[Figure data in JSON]
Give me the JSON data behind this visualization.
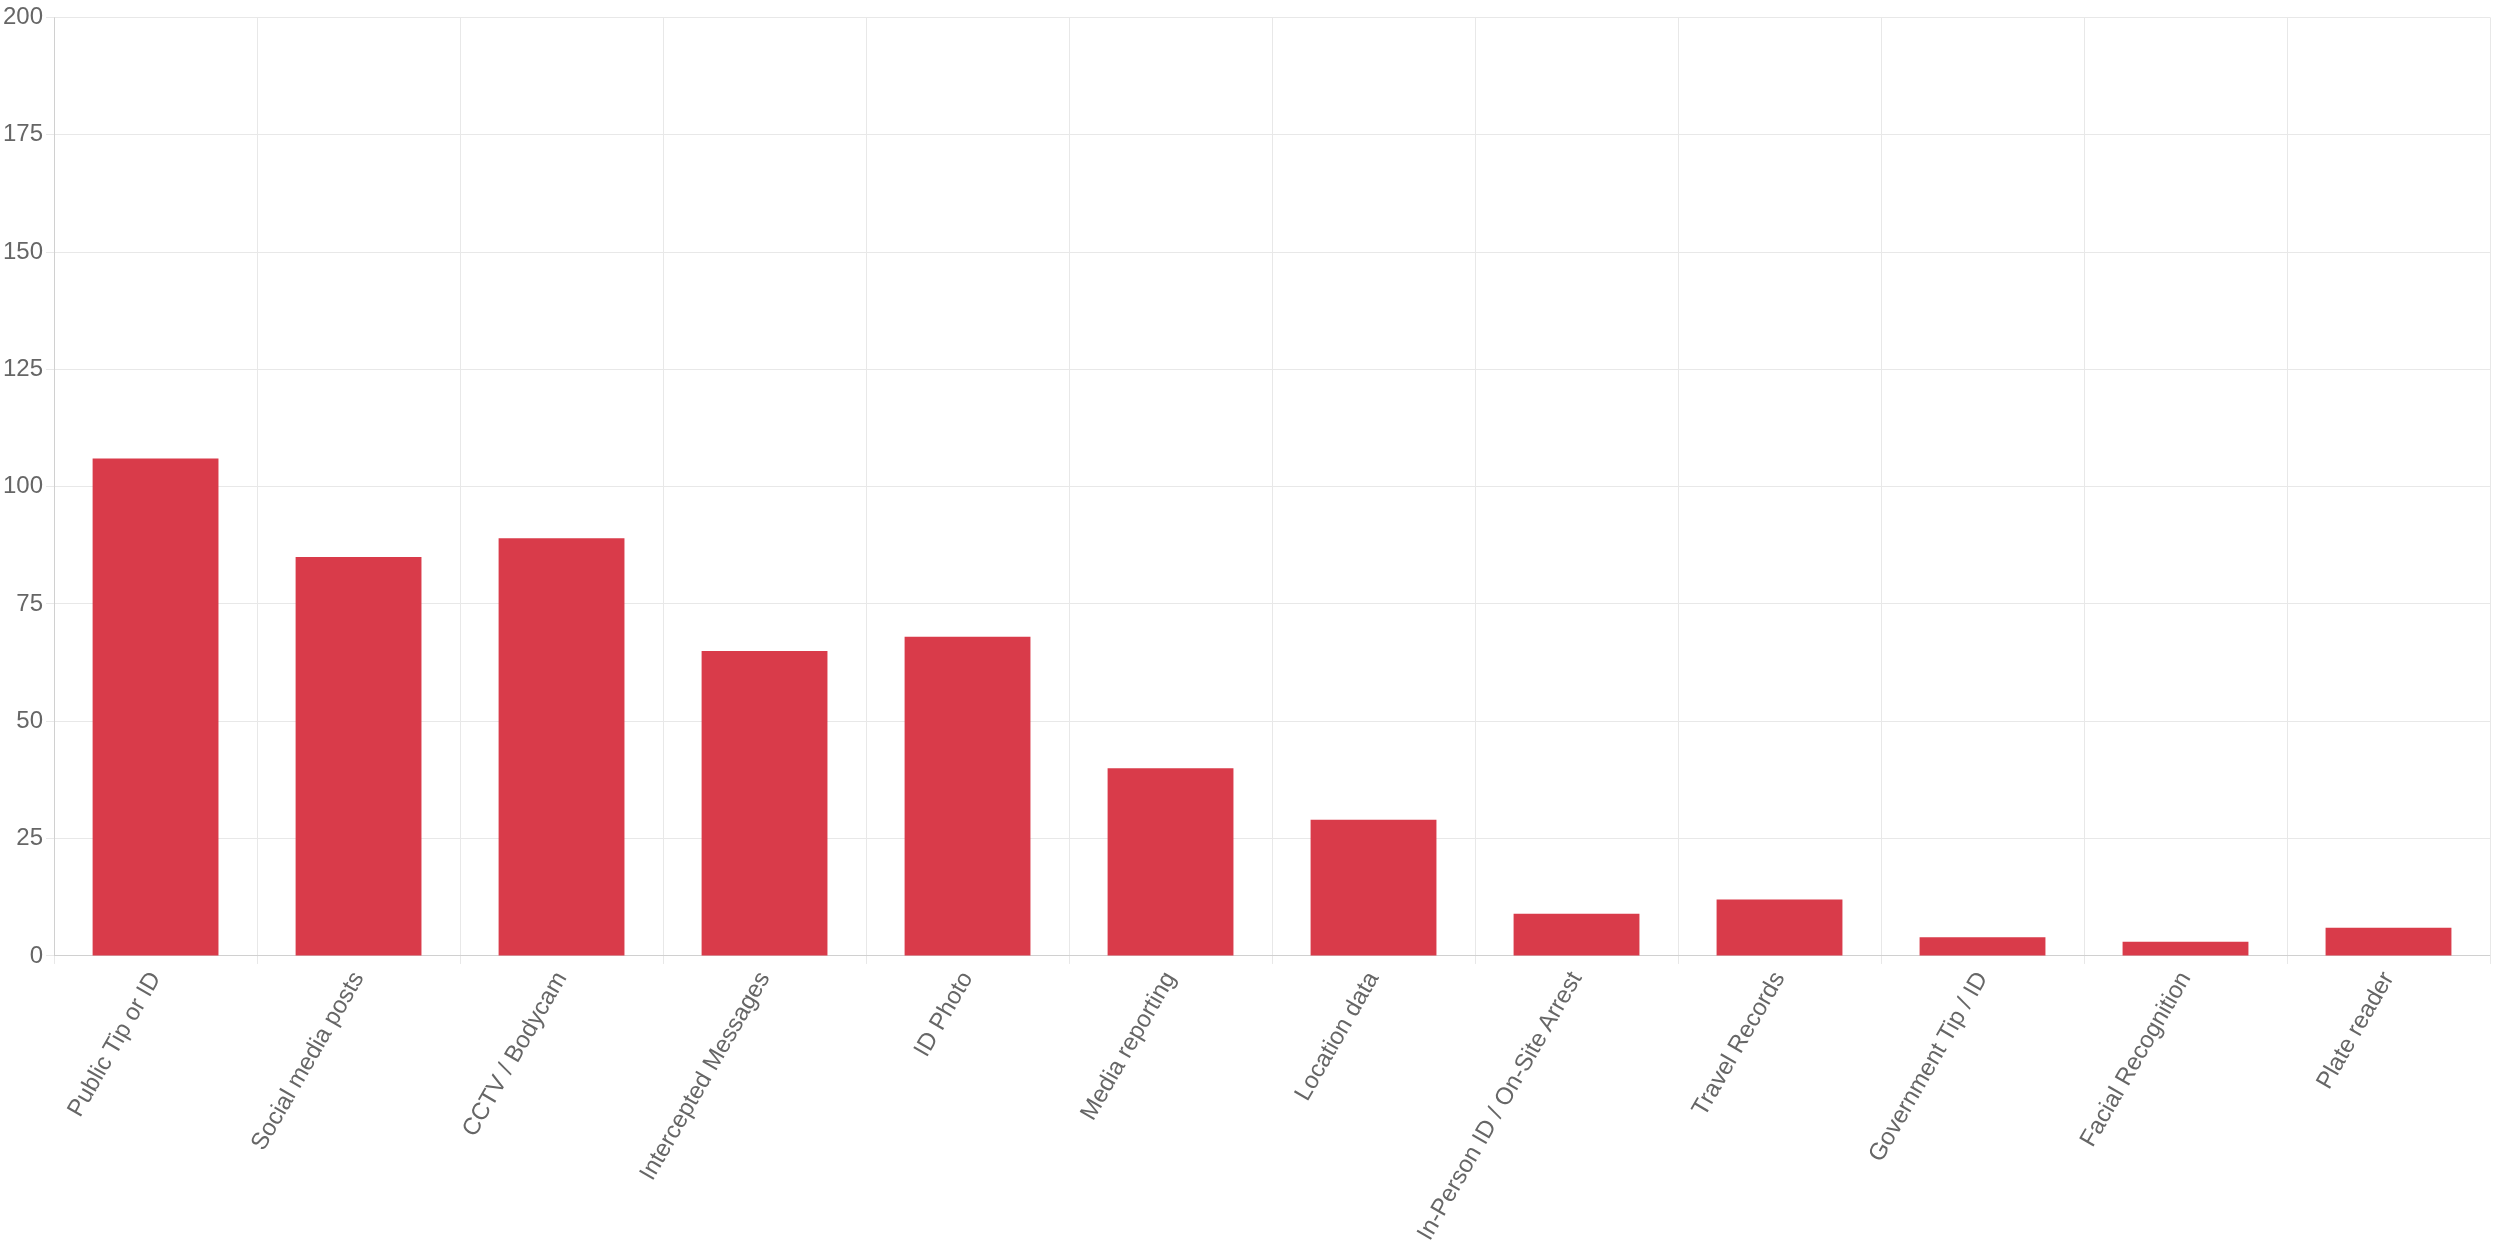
{
  "chart_data": {
    "type": "bar",
    "categories": [
      "Public Tip or ID",
      "Social media posts",
      "CCTV / Bodycam",
      "Intercepted Messages",
      "ID Photo",
      "Media reporting",
      "Location data",
      "In-Person ID / On-Site Arrest",
      "Travel Records",
      "Government Tip / ID",
      "Facial Recognition",
      "Plate reader"
    ],
    "values": [
      106,
      85,
      89,
      65,
      68,
      40,
      29,
      9,
      12,
      4,
      3,
      6
    ],
    "color": "#d93b4a",
    "ylim": [
      0,
      200
    ],
    "yticks": [
      0,
      25,
      50,
      75,
      100,
      125,
      150,
      175,
      200
    ],
    "grid": true,
    "legend": false
  }
}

§ Short task: Make an exact copy of the listing above. Do not include the pictures.

§ Exercise solution:
Give me the JSON data behind this visualization.
{
  "chart_data": {
    "type": "bar",
    "categories": [
      "Public Tip or ID",
      "Social media posts",
      "CCTV / Bodycam",
      "Intercepted Messages",
      "ID Photo",
      "Media reporting",
      "Location data",
      "In-Person ID / On-Site Arrest",
      "Travel Records",
      "Government Tip / ID",
      "Facial Recognition",
      "Plate reader"
    ],
    "values": [
      106,
      85,
      89,
      65,
      68,
      40,
      29,
      9,
      12,
      4,
      3,
      6
    ],
    "color": "#d93b4a",
    "ylim": [
      0,
      200
    ],
    "yticks": [
      0,
      25,
      50,
      75,
      100,
      125,
      150,
      175,
      200
    ],
    "grid": true,
    "legend": false
  }
}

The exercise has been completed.